Exercise:
Locate the lines where "Beam" occurs and copy them as they stand.

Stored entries
* begin *
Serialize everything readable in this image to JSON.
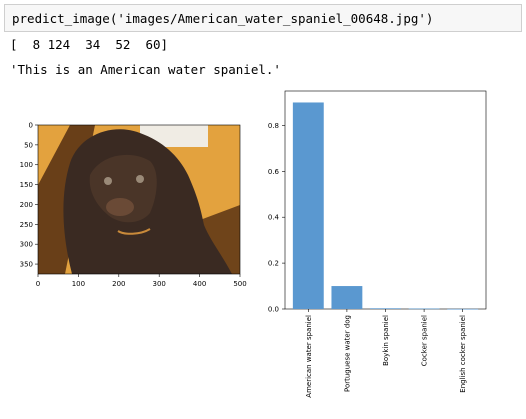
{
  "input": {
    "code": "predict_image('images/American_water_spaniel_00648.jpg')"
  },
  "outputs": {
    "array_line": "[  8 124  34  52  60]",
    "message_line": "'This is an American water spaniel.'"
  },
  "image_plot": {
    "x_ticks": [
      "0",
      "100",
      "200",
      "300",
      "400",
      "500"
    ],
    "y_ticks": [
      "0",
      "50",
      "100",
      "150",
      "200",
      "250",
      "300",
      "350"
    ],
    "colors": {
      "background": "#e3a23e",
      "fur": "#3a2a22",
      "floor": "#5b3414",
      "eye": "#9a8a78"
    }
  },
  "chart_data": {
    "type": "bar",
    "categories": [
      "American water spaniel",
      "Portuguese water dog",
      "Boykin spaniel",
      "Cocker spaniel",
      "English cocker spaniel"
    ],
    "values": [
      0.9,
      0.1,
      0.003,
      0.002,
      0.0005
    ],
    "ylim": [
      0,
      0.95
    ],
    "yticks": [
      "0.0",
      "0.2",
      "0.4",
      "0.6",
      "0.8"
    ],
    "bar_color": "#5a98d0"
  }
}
* end *
* begin *
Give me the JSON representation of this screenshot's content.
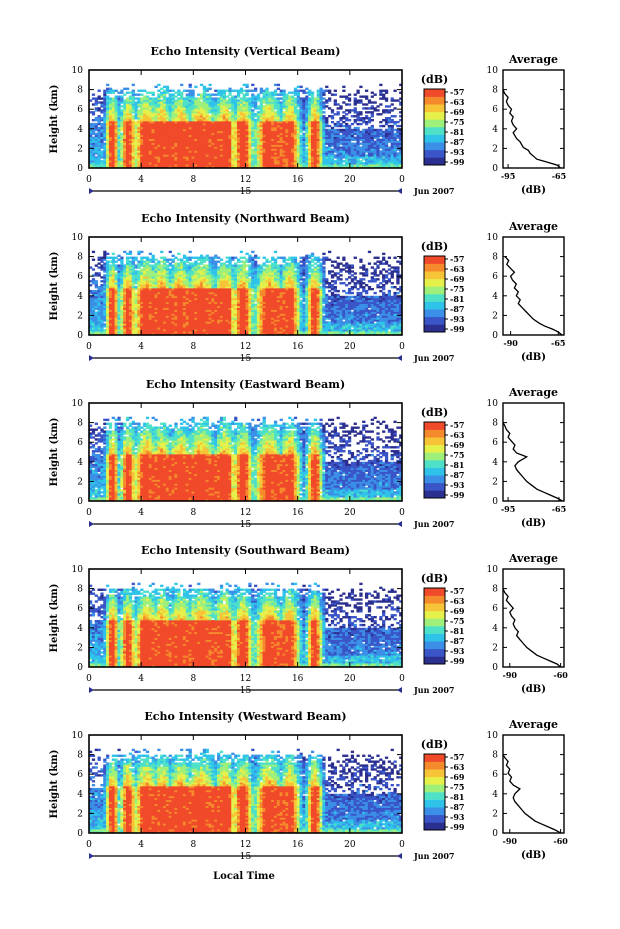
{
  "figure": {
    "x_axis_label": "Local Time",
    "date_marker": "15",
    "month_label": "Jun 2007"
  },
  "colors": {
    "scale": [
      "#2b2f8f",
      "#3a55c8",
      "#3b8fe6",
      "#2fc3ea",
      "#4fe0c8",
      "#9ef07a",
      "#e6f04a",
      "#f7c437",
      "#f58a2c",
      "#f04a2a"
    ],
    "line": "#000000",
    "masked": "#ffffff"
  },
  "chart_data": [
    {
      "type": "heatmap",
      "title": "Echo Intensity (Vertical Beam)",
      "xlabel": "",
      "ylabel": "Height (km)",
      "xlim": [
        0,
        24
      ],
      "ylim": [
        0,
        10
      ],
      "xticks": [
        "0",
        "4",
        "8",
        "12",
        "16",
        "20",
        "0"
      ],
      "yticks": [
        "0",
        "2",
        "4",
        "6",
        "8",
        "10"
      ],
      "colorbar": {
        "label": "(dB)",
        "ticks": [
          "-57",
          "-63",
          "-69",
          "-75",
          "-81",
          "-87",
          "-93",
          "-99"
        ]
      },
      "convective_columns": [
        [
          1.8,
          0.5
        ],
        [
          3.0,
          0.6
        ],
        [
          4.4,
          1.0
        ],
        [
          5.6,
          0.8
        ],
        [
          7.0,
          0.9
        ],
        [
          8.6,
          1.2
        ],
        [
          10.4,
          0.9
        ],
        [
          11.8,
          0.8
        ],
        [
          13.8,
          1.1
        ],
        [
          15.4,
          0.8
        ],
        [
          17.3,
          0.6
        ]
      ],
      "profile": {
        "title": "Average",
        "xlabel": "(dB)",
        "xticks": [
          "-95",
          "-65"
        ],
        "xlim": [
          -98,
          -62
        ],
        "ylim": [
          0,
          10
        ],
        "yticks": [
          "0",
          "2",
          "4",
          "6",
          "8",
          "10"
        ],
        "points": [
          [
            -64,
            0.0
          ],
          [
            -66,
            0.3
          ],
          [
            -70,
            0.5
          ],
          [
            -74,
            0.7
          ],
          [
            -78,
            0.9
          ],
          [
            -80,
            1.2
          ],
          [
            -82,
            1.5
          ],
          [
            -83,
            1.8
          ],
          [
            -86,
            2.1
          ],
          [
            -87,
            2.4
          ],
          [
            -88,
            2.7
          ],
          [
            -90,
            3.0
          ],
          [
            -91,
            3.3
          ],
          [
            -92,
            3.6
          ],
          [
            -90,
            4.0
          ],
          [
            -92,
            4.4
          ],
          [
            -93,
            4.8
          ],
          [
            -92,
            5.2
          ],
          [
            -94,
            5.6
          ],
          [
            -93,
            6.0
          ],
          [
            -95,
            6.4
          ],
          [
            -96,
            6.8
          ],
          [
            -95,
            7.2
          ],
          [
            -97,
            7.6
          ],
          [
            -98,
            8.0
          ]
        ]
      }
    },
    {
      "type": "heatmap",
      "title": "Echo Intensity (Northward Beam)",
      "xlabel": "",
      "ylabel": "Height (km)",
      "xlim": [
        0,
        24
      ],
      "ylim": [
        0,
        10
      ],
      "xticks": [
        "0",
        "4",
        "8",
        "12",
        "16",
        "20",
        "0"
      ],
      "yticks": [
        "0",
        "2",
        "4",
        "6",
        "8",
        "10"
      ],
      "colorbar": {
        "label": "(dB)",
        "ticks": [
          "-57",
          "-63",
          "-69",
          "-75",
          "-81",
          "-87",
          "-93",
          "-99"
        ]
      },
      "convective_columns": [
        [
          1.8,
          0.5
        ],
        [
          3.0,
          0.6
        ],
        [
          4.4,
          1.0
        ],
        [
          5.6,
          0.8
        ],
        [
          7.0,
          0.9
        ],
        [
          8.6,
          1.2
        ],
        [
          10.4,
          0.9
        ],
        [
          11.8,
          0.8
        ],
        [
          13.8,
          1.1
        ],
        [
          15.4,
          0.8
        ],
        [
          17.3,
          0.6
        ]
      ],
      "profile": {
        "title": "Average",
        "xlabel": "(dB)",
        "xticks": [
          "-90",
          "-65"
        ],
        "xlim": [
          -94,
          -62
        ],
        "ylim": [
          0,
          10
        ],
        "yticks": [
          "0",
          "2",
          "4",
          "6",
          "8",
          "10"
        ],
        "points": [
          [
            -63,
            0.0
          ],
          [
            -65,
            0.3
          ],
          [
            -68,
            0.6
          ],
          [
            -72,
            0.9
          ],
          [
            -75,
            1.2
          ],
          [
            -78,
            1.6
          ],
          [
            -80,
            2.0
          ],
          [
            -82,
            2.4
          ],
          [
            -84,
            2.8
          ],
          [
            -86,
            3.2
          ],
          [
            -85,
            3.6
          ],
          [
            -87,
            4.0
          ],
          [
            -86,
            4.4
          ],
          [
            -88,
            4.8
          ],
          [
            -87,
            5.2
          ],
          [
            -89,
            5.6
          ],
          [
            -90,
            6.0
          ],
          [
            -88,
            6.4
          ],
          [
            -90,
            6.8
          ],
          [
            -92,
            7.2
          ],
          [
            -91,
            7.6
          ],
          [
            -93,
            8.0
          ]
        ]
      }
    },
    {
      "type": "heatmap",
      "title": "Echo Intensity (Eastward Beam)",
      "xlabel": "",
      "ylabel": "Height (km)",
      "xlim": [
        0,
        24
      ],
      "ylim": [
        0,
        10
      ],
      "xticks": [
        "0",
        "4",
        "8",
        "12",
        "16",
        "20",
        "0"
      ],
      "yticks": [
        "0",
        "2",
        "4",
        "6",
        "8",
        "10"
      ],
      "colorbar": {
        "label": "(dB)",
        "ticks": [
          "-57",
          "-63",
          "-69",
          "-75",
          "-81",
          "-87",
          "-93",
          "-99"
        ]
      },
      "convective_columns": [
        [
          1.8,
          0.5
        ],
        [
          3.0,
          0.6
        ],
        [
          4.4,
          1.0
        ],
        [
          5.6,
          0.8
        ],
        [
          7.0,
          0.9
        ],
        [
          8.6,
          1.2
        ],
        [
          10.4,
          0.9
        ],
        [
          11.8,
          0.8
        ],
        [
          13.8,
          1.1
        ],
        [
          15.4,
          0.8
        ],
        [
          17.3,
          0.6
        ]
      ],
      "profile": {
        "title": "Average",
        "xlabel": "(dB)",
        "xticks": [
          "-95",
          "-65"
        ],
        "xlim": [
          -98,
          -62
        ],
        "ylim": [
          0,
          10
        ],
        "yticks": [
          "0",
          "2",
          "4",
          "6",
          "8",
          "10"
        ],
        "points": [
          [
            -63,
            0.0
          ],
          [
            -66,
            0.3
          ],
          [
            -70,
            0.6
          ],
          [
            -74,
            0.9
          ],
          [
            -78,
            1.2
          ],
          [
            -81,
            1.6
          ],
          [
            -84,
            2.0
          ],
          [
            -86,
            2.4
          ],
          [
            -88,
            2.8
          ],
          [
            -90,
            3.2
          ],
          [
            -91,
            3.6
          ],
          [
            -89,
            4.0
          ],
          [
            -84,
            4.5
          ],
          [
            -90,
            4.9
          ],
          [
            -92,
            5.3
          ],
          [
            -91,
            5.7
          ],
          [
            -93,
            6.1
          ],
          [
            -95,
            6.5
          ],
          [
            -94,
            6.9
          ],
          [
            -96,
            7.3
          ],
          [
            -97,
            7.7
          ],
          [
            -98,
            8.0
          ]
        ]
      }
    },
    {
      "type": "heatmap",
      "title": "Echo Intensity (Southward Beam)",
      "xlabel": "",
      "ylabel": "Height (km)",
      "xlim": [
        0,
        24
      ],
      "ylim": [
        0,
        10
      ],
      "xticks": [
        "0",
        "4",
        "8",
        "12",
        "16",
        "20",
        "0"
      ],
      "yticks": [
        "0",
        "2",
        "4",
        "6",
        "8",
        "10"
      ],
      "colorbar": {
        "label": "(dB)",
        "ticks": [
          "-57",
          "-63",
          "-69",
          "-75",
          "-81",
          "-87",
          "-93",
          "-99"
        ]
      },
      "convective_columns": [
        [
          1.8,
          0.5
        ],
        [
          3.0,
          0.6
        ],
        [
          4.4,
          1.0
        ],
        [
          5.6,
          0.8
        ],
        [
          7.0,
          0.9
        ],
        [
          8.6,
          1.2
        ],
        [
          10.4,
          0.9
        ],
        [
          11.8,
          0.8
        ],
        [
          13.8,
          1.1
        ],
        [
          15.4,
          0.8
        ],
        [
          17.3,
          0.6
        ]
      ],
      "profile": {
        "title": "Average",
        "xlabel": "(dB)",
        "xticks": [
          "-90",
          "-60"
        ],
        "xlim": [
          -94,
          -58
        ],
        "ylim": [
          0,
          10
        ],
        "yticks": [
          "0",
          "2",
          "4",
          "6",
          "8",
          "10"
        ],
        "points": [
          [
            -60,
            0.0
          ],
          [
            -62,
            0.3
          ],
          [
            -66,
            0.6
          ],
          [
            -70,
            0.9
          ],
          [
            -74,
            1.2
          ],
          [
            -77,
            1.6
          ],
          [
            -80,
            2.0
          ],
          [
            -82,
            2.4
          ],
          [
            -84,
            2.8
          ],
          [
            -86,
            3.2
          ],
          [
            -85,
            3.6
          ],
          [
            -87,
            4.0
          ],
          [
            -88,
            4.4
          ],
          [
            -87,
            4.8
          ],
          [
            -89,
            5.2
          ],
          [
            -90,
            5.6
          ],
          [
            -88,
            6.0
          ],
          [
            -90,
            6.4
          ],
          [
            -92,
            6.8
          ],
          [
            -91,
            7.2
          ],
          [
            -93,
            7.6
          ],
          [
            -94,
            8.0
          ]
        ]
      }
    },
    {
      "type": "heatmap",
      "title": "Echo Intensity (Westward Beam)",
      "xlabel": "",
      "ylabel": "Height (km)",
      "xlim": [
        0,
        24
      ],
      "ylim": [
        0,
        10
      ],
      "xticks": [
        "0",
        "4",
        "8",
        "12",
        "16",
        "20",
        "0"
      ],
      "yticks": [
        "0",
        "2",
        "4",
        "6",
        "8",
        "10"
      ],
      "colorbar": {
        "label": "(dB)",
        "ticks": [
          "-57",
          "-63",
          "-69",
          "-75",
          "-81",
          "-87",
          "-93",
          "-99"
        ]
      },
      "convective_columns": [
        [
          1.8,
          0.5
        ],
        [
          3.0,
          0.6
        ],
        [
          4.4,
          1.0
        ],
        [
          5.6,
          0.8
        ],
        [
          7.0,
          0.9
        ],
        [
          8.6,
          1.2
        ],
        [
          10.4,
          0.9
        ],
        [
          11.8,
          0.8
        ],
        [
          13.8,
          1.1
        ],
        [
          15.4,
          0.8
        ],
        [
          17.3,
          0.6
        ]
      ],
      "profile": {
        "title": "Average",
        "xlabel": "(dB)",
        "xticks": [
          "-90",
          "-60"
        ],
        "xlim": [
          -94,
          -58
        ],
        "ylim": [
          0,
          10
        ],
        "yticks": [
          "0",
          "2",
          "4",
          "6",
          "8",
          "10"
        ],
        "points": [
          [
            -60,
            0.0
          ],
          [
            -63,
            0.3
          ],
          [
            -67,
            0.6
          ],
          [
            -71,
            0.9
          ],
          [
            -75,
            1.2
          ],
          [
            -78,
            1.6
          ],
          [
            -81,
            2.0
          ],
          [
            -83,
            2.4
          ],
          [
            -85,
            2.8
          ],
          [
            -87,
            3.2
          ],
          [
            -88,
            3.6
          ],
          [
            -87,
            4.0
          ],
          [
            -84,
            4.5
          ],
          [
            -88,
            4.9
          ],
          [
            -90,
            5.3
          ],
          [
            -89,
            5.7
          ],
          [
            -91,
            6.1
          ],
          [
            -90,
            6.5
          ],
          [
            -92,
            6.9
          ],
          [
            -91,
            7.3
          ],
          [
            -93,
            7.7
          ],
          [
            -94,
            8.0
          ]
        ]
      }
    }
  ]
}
* end *
Reply to the exercise:
      "title": "Echo Intensity (Vertical Beam)",
      "title": "Echo Intensity (Northward Beam)",
      "title": "Echo Intensity (Eastward Beam)",
      "title": "Echo Intensity (Southward Beam)",
      "title": "Echo Intensity (Westward Beam)",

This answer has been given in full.